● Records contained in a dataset
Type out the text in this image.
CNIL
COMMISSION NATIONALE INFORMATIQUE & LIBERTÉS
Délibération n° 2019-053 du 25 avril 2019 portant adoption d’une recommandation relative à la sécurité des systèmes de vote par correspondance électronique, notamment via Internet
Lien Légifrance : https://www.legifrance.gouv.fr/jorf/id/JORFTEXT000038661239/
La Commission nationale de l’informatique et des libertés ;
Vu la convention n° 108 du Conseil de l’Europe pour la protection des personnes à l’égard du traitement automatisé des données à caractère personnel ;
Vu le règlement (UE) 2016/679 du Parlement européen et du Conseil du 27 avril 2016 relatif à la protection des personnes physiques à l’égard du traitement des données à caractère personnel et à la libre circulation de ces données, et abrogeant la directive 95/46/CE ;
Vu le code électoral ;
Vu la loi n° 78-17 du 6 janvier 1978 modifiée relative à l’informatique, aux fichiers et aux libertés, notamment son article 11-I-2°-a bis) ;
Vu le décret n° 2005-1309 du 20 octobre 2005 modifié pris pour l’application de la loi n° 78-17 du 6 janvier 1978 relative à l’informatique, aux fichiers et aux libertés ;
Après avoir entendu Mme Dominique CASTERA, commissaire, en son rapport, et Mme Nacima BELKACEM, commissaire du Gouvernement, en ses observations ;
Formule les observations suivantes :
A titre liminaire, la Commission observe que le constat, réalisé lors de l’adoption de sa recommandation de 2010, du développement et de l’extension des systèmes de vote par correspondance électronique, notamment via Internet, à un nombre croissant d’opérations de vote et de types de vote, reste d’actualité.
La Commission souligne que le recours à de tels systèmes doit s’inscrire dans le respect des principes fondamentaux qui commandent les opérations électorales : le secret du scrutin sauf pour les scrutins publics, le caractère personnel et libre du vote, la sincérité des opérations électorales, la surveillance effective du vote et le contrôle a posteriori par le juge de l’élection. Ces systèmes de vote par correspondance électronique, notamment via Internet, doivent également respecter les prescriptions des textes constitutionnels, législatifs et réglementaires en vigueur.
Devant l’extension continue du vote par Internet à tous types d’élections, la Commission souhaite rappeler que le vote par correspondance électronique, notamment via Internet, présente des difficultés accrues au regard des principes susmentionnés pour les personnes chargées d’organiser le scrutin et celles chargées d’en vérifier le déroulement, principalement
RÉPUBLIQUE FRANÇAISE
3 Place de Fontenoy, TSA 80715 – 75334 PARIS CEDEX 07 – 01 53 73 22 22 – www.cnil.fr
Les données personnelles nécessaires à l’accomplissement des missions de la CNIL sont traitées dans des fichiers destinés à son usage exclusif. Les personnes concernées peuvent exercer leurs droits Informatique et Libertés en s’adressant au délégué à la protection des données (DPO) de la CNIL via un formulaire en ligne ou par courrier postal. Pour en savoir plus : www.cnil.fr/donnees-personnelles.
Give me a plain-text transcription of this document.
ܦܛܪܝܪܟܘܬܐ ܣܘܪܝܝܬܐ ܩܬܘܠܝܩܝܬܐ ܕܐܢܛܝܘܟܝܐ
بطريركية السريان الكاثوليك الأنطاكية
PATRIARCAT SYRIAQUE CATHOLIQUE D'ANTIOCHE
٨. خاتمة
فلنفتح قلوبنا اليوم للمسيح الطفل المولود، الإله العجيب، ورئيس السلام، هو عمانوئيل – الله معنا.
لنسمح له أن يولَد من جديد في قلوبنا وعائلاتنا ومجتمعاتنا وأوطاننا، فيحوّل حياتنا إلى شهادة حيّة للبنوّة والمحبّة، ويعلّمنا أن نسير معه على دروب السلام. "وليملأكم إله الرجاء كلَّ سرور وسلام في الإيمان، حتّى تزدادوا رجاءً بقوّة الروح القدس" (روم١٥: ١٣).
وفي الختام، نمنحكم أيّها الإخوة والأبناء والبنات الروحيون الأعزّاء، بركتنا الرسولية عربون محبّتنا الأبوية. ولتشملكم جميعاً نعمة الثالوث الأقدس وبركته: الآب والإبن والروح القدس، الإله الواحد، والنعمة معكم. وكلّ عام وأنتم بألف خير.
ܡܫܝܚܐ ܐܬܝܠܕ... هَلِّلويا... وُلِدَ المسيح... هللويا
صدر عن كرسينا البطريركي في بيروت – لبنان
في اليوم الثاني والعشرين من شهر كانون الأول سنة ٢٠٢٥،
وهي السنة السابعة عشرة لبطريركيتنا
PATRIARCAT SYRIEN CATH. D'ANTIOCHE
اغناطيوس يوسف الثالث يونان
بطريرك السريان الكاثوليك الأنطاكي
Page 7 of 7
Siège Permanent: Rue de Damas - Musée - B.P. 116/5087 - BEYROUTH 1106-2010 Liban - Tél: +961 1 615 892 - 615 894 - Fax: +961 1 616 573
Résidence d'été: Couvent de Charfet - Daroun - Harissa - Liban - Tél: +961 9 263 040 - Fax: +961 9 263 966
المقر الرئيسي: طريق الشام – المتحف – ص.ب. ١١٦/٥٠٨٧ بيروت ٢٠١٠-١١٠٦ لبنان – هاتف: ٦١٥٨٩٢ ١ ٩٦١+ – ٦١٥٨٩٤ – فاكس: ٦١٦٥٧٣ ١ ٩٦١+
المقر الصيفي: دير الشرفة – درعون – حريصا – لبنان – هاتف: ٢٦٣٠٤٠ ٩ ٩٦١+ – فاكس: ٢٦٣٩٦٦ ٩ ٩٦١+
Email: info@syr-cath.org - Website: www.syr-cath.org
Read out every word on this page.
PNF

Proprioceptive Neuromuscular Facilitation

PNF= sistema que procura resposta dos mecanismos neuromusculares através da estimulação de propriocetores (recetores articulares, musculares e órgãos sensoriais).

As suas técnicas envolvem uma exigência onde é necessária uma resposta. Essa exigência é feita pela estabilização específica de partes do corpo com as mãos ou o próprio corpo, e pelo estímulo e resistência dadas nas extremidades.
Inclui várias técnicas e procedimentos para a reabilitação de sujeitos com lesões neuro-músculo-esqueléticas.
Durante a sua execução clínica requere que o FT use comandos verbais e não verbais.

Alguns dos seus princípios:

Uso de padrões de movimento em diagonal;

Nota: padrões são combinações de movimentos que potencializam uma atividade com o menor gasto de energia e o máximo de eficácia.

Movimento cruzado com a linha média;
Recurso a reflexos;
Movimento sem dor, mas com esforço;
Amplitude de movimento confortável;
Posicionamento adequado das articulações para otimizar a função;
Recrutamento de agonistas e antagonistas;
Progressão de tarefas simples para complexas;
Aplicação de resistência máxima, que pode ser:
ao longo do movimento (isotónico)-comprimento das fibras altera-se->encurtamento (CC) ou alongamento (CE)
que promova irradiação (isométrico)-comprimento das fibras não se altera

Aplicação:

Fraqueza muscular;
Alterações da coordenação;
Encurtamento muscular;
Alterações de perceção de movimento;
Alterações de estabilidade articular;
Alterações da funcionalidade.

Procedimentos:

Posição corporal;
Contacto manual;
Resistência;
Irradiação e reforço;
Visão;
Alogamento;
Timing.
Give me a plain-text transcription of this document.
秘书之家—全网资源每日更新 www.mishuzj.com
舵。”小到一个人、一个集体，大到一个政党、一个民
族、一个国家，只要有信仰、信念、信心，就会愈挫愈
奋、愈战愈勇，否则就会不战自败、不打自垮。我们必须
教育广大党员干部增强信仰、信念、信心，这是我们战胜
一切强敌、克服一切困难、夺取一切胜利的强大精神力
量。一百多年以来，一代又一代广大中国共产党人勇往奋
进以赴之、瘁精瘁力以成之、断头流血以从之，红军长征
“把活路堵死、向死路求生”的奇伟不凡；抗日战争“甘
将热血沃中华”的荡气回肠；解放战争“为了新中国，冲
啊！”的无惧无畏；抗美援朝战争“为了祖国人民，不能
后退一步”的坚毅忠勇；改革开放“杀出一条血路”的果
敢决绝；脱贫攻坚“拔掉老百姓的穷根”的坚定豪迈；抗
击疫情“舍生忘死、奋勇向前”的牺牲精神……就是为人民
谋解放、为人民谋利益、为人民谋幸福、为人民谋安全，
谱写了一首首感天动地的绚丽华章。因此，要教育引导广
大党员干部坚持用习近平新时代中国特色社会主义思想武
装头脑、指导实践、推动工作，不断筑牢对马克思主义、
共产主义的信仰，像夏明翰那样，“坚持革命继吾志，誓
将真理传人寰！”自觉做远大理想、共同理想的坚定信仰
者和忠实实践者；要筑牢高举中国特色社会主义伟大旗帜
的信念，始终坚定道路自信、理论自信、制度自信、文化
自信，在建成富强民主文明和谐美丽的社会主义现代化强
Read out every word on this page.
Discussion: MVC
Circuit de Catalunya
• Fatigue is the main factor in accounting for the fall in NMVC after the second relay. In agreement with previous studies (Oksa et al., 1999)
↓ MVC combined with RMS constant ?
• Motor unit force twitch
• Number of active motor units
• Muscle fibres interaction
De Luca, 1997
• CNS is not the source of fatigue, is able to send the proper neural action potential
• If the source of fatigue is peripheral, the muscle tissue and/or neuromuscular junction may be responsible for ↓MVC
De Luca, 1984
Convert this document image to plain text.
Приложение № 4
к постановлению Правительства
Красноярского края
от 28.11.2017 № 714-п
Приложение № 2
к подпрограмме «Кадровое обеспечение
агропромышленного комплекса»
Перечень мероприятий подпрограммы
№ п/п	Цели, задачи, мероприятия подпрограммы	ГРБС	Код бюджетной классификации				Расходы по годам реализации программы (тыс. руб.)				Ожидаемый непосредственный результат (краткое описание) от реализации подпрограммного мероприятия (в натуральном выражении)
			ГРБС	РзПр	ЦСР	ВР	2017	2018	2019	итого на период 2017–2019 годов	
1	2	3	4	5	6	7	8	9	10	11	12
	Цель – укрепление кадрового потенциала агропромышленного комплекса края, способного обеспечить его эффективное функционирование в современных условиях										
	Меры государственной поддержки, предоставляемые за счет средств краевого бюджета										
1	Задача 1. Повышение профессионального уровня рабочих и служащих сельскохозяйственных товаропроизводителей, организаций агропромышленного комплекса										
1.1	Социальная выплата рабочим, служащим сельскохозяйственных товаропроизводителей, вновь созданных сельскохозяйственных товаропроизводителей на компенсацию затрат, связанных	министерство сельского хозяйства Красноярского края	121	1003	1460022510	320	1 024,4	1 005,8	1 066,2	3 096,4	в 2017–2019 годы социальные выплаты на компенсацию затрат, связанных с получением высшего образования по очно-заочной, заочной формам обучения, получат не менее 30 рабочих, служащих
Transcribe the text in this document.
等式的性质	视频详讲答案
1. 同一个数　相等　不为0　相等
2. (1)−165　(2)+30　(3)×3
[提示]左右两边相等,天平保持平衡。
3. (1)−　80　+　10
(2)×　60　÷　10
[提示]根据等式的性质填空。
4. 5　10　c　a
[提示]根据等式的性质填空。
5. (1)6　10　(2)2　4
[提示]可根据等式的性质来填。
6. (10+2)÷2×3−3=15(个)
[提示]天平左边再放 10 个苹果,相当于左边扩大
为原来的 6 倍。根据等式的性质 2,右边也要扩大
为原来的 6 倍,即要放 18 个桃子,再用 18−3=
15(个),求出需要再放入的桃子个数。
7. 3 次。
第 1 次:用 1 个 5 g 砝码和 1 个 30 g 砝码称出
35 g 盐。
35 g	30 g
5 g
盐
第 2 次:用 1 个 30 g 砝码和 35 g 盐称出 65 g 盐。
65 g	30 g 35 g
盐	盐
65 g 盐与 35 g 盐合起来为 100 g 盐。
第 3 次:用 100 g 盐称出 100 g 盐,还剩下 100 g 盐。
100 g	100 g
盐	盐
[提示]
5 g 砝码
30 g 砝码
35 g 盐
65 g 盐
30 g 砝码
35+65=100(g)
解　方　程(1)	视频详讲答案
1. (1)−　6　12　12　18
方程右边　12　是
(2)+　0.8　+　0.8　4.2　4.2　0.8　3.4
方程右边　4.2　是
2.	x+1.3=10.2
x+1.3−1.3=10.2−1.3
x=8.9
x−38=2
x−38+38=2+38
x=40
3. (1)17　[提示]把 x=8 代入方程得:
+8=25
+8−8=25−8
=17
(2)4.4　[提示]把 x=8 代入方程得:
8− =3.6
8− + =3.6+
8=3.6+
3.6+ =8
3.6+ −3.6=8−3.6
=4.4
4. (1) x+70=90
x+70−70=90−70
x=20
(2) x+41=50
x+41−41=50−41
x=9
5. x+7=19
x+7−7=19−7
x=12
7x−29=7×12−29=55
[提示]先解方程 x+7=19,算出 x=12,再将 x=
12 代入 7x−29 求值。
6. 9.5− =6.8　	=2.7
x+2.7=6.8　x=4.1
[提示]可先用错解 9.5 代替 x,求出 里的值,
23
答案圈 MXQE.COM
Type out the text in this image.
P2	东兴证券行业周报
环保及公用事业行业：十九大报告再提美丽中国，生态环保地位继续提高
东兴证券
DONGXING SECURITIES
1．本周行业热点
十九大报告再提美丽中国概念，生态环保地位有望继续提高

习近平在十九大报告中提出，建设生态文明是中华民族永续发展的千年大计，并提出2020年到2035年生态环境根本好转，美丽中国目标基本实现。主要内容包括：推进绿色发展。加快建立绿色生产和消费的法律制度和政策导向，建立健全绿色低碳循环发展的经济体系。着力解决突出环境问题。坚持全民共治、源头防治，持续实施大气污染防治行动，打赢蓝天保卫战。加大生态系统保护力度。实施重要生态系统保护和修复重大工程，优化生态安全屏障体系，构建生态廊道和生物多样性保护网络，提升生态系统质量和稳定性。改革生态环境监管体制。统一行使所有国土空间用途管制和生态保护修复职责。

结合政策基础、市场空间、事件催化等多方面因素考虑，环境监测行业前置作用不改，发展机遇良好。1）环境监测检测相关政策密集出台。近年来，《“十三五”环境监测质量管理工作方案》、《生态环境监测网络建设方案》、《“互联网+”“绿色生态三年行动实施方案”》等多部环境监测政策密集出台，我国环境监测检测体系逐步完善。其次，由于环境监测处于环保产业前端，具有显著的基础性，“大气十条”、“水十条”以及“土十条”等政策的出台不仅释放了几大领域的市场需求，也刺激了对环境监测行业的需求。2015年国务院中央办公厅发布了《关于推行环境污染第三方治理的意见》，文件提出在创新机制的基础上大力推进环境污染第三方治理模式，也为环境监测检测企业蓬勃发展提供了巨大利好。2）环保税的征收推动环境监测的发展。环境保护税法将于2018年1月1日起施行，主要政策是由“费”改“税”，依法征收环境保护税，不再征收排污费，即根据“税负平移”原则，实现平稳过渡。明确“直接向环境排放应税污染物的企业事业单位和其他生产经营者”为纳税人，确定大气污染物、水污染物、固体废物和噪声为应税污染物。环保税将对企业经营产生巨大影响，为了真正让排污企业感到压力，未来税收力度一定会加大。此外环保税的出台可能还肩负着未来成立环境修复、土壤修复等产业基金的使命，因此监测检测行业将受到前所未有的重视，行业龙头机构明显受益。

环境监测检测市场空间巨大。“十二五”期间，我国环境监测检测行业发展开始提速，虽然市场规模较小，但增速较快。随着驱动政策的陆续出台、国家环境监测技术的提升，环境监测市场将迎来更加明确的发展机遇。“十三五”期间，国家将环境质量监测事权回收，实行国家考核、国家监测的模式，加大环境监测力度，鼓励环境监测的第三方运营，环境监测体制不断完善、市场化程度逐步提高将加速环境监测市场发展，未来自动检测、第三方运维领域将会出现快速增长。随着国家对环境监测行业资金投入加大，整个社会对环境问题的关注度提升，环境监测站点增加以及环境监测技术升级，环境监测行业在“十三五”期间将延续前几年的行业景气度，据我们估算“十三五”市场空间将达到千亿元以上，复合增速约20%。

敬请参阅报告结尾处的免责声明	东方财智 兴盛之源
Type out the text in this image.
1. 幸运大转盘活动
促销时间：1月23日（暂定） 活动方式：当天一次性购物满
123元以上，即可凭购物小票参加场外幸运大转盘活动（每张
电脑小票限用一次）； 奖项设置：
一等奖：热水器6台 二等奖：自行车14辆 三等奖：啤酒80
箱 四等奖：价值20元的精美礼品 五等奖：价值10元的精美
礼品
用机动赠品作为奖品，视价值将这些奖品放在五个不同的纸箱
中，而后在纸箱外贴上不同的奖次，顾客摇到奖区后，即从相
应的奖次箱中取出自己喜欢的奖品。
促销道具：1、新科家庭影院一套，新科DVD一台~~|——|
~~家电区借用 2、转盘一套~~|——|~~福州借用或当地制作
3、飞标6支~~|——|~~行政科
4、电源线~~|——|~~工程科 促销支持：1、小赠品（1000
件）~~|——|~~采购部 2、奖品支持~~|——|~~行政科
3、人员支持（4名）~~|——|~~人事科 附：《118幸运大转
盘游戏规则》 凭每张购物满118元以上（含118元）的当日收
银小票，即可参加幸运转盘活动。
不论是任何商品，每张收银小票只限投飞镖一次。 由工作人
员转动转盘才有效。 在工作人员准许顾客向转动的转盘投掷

● Exercise instructions
Each line holding "الإله" must be found and copied.

● Response to the exercise
فلنفتح قلوبنا اليوم للمسيح الطفل المولود، الإله العجيب، ورئيس السلام، هو عمانوئيل – الله معنا.
وفي الختام، نمنحكم أيّها الإخوة والأبناء والبنات الروحيون الأعزّاء، بركتنا الرسولية عربون محبّتنا الأبوية. ولتشملكم جميعاً نعمة الثالوث الأقدس وبركته: الآب والإبن والروح القدس، الإله الواحد، والنعمة معكم. وكلّ عام وأنتم بألف خير.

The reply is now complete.